◆ Instructions to follow ◆
Rewrite the lines below, starting with the line with "edit-external-image-dialog: Edit External" and going on through the line with "url-label: URL bbox=[37, 145, 64, 160]", replacing "preview-toolbar" with "preview-strip" and changing nothing else. Give only those lines.

---- Provided information

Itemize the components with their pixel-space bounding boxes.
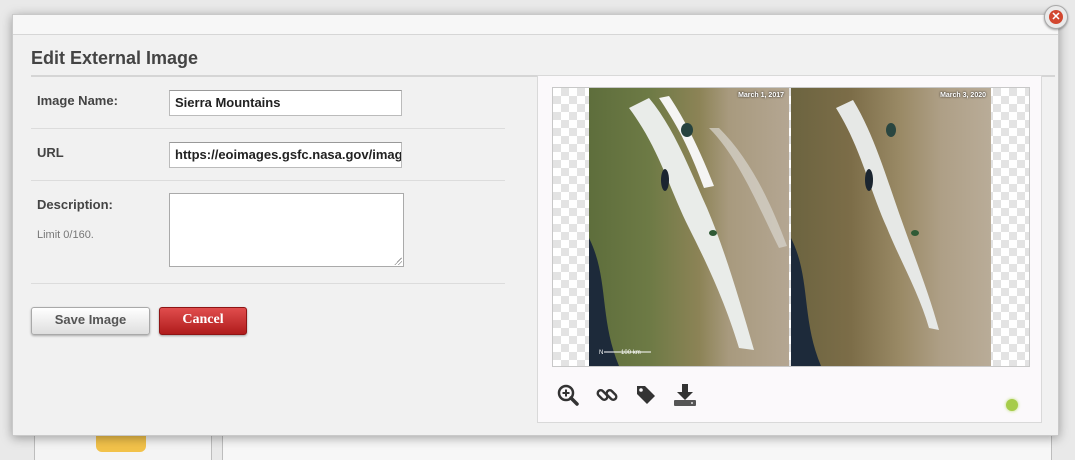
edit-external-image-dialog: Edit External Image Image Name: Sierra M… bbox=[12, 14, 1059, 436]
preview-toolbar bbox=[554, 381, 699, 409]
image-date-right: March 3, 2020 bbox=[940, 92, 986, 99]
url-label: URL bbox=[37, 145, 64, 160]
satellite-image-2017: March 1, 2017 N 100 km bbox=[589, 88, 789, 366]
image-preview-panel: March 1, 2017 N 100 km March 3, 2020 bbox=[537, 75, 1042, 423]
download-icon[interactable] bbox=[671, 381, 699, 409]
image-name-label: Image Name: bbox=[37, 93, 118, 108]
image-date-left: March 1, 2017 bbox=[738, 92, 784, 99]
image-name-input[interactable]: Sierra Mountains bbox=[169, 90, 402, 116]
description-textarea[interactable] bbox=[169, 193, 404, 267]
status-indicator bbox=[1006, 399, 1018, 411]
satellite-image-2020: March 3, 2020 bbox=[791, 88, 991, 366]
row-divider bbox=[31, 128, 505, 129]
dialog-title: Edit External Image bbox=[31, 48, 199, 68]
scale-label: 100 km bbox=[621, 350, 641, 356]
zoom-in-icon[interactable] bbox=[554, 381, 582, 409]
close-dialog-button[interactable]: ✕ bbox=[1044, 5, 1068, 29]
url-input[interactable]: https://eoimages.gsfc.nasa.gov/imag bbox=[169, 142, 402, 168]
description-label: Description: bbox=[37, 197, 113, 212]
save-image-button[interactable]: Save Image bbox=[31, 307, 150, 335]
dialog-top-strip bbox=[13, 15, 1058, 35]
link-icon[interactable] bbox=[593, 381, 621, 409]
row-divider bbox=[31, 180, 505, 181]
tag-icon[interactable] bbox=[632, 381, 660, 409]
resize-grip-icon[interactable] bbox=[394, 257, 402, 265]
close-icon: ✕ bbox=[1049, 10, 1063, 24]
scale-bar: N 100 km bbox=[599, 350, 641, 356]
north-arrow-label: N bbox=[599, 350, 604, 356]
description-limit: Limit 0/160. bbox=[37, 229, 94, 241]
row-divider bbox=[31, 283, 505, 284]
image-preview-frame: March 1, 2017 N 100 km March 3, 2020 bbox=[552, 87, 1030, 367]
cancel-button[interactable]: Cancel bbox=[159, 307, 247, 335]
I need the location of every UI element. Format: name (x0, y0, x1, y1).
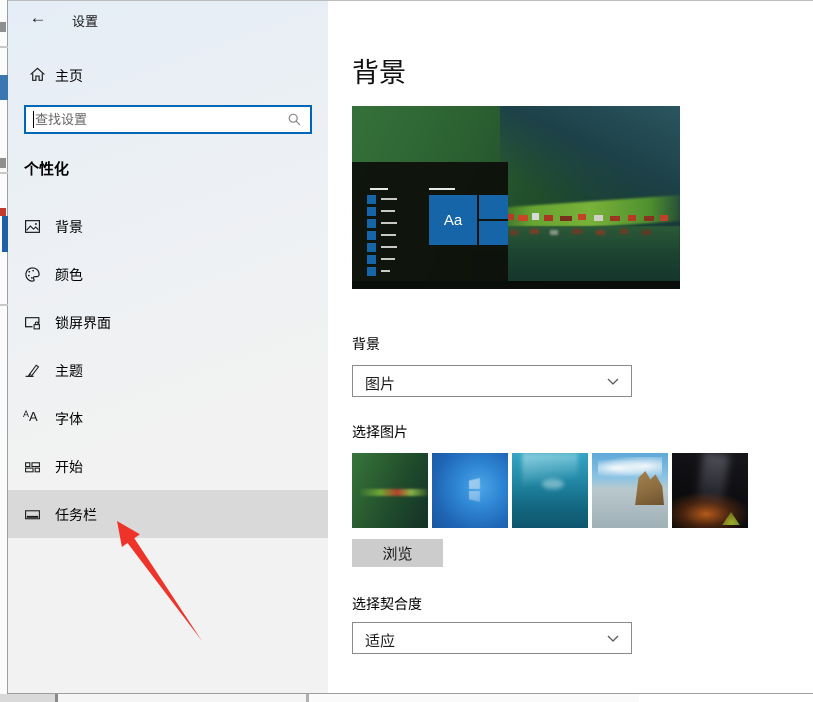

--------

◆ Completed exercise ◆
edit-external-image-dialog: Edit External Image Image Name: Sierra M… bbox=[12, 14, 1059, 436]
preview-strip bbox=[554, 381, 699, 409]
image-date-right: March 3, 2020 bbox=[940, 92, 986, 99]
url-label: URL bbox=[37, 145, 64, 160]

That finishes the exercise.